— Start Given information —
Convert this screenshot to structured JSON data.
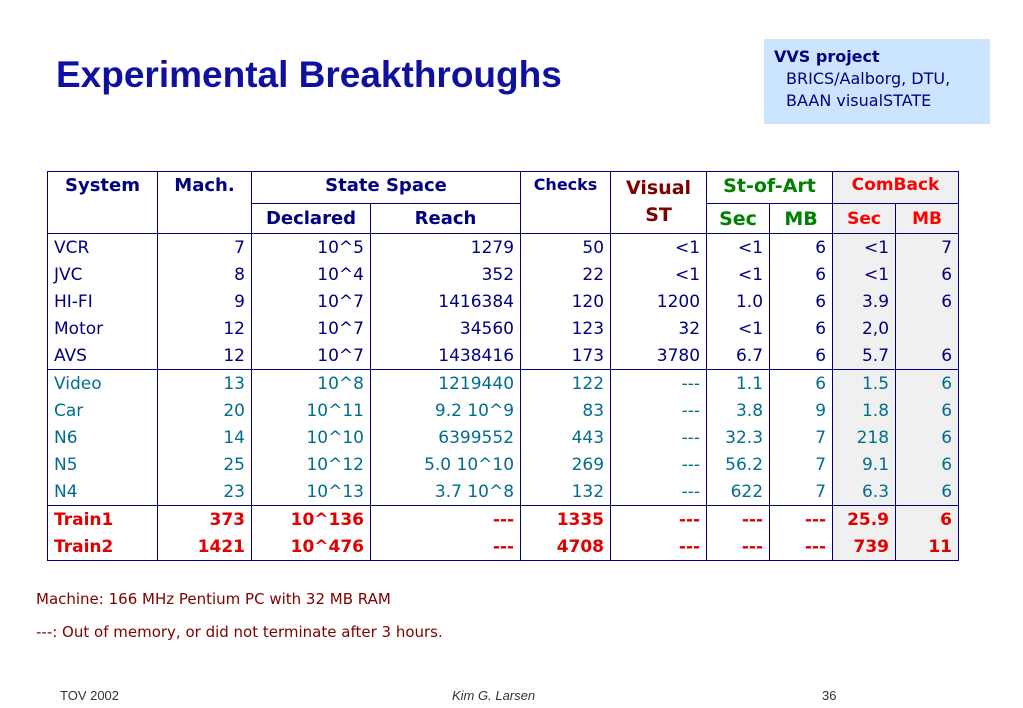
{
  "title": "Experimental Breakthroughs",
  "vvs": {
    "heading": "VVS project",
    "lines": [
      "BRICS/Aalborg, DTU,",
      "BAAN visualSTATE"
    ]
  },
  "table": {
    "headers": {
      "system": "System",
      "mach": "Mach.",
      "state_space": "State Space",
      "declared": "Declared",
      "reach": "Reach",
      "checks": "Checks",
      "visual_st_1": "Visual",
      "visual_st_2": "ST",
      "st_of_art": "St-of-Art",
      "comback": "ComBack",
      "sec": "Sec",
      "mb": "MB"
    },
    "group1": [
      [
        "VCR",
        "7",
        "10^5",
        "1279",
        "50",
        "<1",
        "<1",
        "6",
        "<1",
        "7"
      ],
      [
        "JVC",
        "8",
        "10^4",
        "352",
        "22",
        "<1",
        "<1",
        "6",
        "<1",
        "6"
      ],
      [
        "HI-FI",
        "9",
        "10^7",
        "1416384",
        "120",
        "1200",
        "1.0",
        "6",
        "3.9",
        "6"
      ],
      [
        "Motor",
        "12",
        "10^7",
        "34560",
        "123",
        "32",
        "<1",
        "6",
        "2,0",
        ""
      ],
      [
        "AVS",
        "12",
        "10^7",
        "1438416",
        "173",
        "3780",
        "6.7",
        "6",
        "5.7",
        "6"
      ]
    ],
    "group2": [
      [
        "Video",
        "13",
        "10^8",
        "1219440",
        "122",
        "---",
        "1.1",
        "6",
        "1.5",
        "6"
      ],
      [
        "Car",
        "20",
        "10^11",
        "9.2 10^9",
        "83",
        "---",
        "3.8",
        "9",
        "1.8",
        "6"
      ],
      [
        "N6",
        "14",
        "10^10",
        "6399552",
        "443",
        "---",
        "32.3",
        "7",
        "218",
        "6"
      ],
      [
        "N5",
        "25",
        "10^12",
        "5.0 10^10",
        "269",
        "---",
        "56.2",
        "7",
        "9.1",
        "6"
      ],
      [
        "N4",
        "23",
        "10^13",
        "3.7 10^8",
        "132",
        "---",
        "622",
        "7",
        "6.3",
        "6"
      ]
    ],
    "group3": [
      [
        "Train1",
        "373",
        "10^136",
        "---",
        "1335",
        "---",
        "---",
        "---",
        "25.9",
        "6"
      ],
      [
        "Train2",
        "1421",
        "10^476",
        "---",
        "4708",
        "---",
        "---",
        "---",
        "739",
        "11"
      ]
    ]
  },
  "notes": {
    "machine": "Machine:  166 MHz Pentium PC with 32 MB RAM",
    "memory": "---: Out of memory, or did not terminate after 3 hours."
  },
  "footer": {
    "left": "TOV 2002",
    "center": "Kim G. Larsen",
    "right": "36"
  }
}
— End Given information —
[Task to carry out]
Without the pictures, transcribe the listing above exactly.

[Written response]
Convert this screenshot to structured JSON data.
{
  "title": "Experimental Breakthroughs",
  "vvs": {
    "heading": "VVS project",
    "lines": [
      "BRICS/Aalborg, DTU,",
      "BAAN visualSTATE"
    ]
  },
  "table": {
    "headers": {
      "system": "System",
      "mach": "Mach.",
      "state_space": "State Space",
      "declared": "Declared",
      "reach": "Reach",
      "checks": "Checks",
      "visual_st_1": "Visual",
      "visual_st_2": "ST",
      "st_of_art": "St-of-Art",
      "comback": "ComBack",
      "sec": "Sec",
      "mb": "MB"
    },
    "group1": [
      [
        "VCR",
        "7",
        "10^5",
        "1279",
        "50",
        "<1",
        "<1",
        "6",
        "<1",
        "7"
      ],
      [
        "JVC",
        "8",
        "10^4",
        "352",
        "22",
        "<1",
        "<1",
        "6",
        "<1",
        "6"
      ],
      [
        "HI-FI",
        "9",
        "10^7",
        "1416384",
        "120",
        "1200",
        "1.0",
        "6",
        "3.9",
        "6"
      ],
      [
        "Motor",
        "12",
        "10^7",
        "34560",
        "123",
        "32",
        "<1",
        "6",
        "2,0",
        ""
      ],
      [
        "AVS",
        "12",
        "10^7",
        "1438416",
        "173",
        "3780",
        "6.7",
        "6",
        "5.7",
        "6"
      ]
    ],
    "group2": [
      [
        "Video",
        "13",
        "10^8",
        "1219440",
        "122",
        "---",
        "1.1",
        "6",
        "1.5",
        "6"
      ],
      [
        "Car",
        "20",
        "10^11",
        "9.2 10^9",
        "83",
        "---",
        "3.8",
        "9",
        "1.8",
        "6"
      ],
      [
        "N6",
        "14",
        "10^10",
        "6399552",
        "443",
        "---",
        "32.3",
        "7",
        "218",
        "6"
      ],
      [
        "N5",
        "25",
        "10^12",
        "5.0 10^10",
        "269",
        "---",
        "56.2",
        "7",
        "9.1",
        "6"
      ],
      [
        "N4",
        "23",
        "10^13",
        "3.7 10^8",
        "132",
        "---",
        "622",
        "7",
        "6.3",
        "6"
      ]
    ],
    "group3": [
      [
        "Train1",
        "373",
        "10^136",
        "---",
        "1335",
        "---",
        "---",
        "---",
        "25.9",
        "6"
      ],
      [
        "Train2",
        "1421",
        "10^476",
        "---",
        "4708",
        "---",
        "---",
        "---",
        "739",
        "11"
      ]
    ]
  },
  "notes": {
    "machine": "Machine:  166 MHz Pentium PC with 32 MB RAM",
    "memory": "---: Out of memory, or did not terminate after 3 hours."
  },
  "footer": {
    "left": "TOV 2002",
    "center": "Kim G. Larsen",
    "right": "36"
  }
}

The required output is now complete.